» **COMPITO ASSEGNATO 1**:
Nell'estratto sulle tensioni tra Washington e Teheran, chi afferma che Teheran ha violato il memorandum d'intesa?
» **COMPITO ASSEGNATO 2**:
Prosegui l'estratto sulle tensioni tra Washington e Teheran partendo dopo la sua ultima frase.

Le tensioni tra Washington e Teheran minacciano le rotte marittime
Durante un incontro con il gabinetto presidenziale presso la residenza di Camp David, Trump ha affermato che le operazioni militari statunitensi proseguiranno e che l’Iran verrà colpito durevolmente. Successivamente, la portavoce della Casa Bianca Karoline Leavitt ha dichiarato che Teheran ha violato il memorandum d’intesa firmato il mese scorso, attaccando navi commerciali e causando la morte di soldati americani. A seguito dell’escalation, il Dipartimento di Stato USA ha emesso un allerta di sicurezza per i cittadini americani presenti in 10 Paesi dell’area, tra cui Kuwait, Arabia Saudita, Israele e Qatar, mettendo in guardia da possibili interruzioni dei voli e chiusure dello spazio aereo.

» **DATI DI ORIGINE**:
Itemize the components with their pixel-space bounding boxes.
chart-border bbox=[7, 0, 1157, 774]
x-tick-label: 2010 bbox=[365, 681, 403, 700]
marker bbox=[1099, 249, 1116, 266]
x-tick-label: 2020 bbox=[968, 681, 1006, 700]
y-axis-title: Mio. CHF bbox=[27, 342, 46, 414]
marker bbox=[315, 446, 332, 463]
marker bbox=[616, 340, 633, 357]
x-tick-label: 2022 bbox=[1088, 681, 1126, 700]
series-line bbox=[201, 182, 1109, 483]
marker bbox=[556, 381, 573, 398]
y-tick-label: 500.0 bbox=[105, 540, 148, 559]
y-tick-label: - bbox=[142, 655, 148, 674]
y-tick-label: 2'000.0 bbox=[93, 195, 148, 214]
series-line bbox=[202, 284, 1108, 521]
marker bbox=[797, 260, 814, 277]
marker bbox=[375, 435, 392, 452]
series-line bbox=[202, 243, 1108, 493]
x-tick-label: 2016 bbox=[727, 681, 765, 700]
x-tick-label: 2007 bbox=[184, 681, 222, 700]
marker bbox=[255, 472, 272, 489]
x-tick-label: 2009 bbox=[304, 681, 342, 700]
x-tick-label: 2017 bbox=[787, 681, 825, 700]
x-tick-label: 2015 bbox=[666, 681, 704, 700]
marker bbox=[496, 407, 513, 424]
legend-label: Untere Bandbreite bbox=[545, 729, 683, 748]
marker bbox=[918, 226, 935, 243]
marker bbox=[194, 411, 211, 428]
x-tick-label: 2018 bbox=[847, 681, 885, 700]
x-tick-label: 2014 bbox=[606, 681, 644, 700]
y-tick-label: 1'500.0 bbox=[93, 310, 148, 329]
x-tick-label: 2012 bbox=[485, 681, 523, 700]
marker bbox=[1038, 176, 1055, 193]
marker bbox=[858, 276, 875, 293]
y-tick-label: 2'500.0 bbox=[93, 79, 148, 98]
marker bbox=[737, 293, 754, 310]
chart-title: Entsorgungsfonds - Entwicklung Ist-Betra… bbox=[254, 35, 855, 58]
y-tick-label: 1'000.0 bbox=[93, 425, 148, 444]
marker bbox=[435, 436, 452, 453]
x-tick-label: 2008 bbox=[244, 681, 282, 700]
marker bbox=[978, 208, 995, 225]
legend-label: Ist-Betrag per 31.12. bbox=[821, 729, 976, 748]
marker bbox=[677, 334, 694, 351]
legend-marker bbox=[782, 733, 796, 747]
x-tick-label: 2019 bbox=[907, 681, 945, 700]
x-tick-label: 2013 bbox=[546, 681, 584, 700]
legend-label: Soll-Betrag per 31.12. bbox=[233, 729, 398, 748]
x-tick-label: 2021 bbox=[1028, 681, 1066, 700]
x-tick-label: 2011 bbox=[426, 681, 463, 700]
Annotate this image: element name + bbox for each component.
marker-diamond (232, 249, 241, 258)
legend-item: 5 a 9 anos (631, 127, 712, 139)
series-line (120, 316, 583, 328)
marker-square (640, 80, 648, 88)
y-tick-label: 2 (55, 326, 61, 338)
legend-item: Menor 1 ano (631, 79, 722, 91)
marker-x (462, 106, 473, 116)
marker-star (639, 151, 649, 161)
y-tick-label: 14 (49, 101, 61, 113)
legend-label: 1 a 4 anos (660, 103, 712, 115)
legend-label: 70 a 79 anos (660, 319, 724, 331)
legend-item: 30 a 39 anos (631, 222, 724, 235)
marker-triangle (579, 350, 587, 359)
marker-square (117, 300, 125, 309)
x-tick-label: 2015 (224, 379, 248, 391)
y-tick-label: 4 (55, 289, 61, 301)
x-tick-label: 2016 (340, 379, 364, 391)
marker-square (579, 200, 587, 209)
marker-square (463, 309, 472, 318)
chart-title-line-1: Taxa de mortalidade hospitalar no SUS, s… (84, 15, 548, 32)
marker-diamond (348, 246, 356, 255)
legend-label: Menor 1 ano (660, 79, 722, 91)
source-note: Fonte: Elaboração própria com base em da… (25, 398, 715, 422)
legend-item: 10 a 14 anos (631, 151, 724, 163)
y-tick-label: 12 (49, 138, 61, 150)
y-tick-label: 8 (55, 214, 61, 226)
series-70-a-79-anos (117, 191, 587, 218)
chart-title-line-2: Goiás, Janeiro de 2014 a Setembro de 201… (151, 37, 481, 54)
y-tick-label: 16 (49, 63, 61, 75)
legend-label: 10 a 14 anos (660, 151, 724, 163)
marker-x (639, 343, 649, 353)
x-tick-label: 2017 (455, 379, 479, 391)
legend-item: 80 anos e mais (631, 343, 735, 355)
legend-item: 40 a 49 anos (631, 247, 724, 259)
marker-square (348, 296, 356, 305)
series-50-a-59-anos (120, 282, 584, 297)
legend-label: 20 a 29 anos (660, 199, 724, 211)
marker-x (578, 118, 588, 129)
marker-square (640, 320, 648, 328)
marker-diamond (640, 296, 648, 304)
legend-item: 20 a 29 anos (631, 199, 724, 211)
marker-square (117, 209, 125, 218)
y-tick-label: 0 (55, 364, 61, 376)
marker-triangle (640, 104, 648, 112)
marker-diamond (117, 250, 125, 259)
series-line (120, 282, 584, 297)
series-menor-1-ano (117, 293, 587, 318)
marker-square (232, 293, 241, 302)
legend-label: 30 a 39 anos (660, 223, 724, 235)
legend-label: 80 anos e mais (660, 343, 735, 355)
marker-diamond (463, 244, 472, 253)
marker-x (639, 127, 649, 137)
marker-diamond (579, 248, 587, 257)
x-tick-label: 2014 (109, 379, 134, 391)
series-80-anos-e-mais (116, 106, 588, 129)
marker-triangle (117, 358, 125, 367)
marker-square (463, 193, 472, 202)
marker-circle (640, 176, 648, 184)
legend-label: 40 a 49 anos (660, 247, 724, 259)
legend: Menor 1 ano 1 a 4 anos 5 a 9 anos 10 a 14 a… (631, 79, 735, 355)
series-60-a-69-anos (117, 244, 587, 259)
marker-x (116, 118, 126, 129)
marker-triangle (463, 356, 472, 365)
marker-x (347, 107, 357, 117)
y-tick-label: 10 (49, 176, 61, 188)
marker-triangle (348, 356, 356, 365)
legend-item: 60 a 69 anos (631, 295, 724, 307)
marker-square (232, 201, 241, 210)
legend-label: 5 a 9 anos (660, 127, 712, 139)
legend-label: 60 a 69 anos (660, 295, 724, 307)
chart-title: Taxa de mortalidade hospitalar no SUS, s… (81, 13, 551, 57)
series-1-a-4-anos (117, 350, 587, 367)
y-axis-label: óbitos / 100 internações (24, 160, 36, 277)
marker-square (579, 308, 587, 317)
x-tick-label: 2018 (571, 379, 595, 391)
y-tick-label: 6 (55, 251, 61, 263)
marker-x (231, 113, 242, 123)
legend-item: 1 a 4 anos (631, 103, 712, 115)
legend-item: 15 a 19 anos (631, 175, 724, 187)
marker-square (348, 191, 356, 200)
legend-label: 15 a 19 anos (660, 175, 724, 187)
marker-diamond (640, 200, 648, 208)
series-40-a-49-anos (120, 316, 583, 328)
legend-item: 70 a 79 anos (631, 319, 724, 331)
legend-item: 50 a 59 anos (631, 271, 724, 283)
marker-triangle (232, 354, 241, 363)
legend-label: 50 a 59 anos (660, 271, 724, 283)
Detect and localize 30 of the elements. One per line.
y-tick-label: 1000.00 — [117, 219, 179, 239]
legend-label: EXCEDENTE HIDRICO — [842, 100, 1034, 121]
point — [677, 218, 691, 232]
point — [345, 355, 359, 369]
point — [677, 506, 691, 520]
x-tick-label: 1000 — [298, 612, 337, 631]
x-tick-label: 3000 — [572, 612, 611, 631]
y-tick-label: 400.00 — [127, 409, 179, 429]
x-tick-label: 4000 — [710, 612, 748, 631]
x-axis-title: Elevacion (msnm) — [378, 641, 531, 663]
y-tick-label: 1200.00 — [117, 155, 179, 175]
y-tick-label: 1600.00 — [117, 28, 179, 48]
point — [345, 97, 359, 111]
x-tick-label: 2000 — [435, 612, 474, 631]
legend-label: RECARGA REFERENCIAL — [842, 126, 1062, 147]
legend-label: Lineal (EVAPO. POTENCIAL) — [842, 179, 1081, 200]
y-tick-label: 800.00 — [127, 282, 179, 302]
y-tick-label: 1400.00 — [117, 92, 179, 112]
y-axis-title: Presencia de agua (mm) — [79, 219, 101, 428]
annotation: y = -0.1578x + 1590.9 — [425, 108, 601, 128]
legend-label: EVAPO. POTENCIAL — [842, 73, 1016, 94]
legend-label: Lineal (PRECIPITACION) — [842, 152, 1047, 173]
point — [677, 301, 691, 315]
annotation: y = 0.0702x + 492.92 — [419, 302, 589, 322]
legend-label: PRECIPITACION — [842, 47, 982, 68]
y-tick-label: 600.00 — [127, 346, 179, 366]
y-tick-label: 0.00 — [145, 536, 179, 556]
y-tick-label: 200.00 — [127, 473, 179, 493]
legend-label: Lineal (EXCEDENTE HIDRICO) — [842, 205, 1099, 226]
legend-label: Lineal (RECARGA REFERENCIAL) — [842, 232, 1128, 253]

» **SOLUZIONE DELL'ESERCIZIO 1**:
La portavoce della Casa Bianca Karoline Leavitt.

» **SOLUZIONE DELL'ESERCIZIO 2**:
Sul campo, il portavoce del ministero della Difesa del Kuwait, il generale di brigata Saud Abdulaziz Al-Otaibi, ha confermato che le forze armate hanno risposto ad attacchi condotti con droni iraniani verso strutture vitali nel nord del Paese, senza tuttavia registrare vittime. Parallelamente, la Marina britannica e la UKMTO hanno segnalato due incidenti nello Stretto di Hormuz: una petroliera è stata danneggiata da un proiettile a 11 miglia nautiche a nord-est di Lima, in Oman, mentre un’esplosione si è verificata vicino a un secondo mercantile al largo di Khasab.
Questa instabilità lungo le vie d’acqua mediorientali evidenzia l’estrema vulnerabilità dei corridoi marittimi per la navigazione commerciale. Lo Stretto di Hormuz costituisce uno snodo nevralgico per il commercio energetico globale; per i mercati e la sicurezza dei trasporti, un prolungamento delle ostilità implica inevitabili pressioni sulle catene di fornitura.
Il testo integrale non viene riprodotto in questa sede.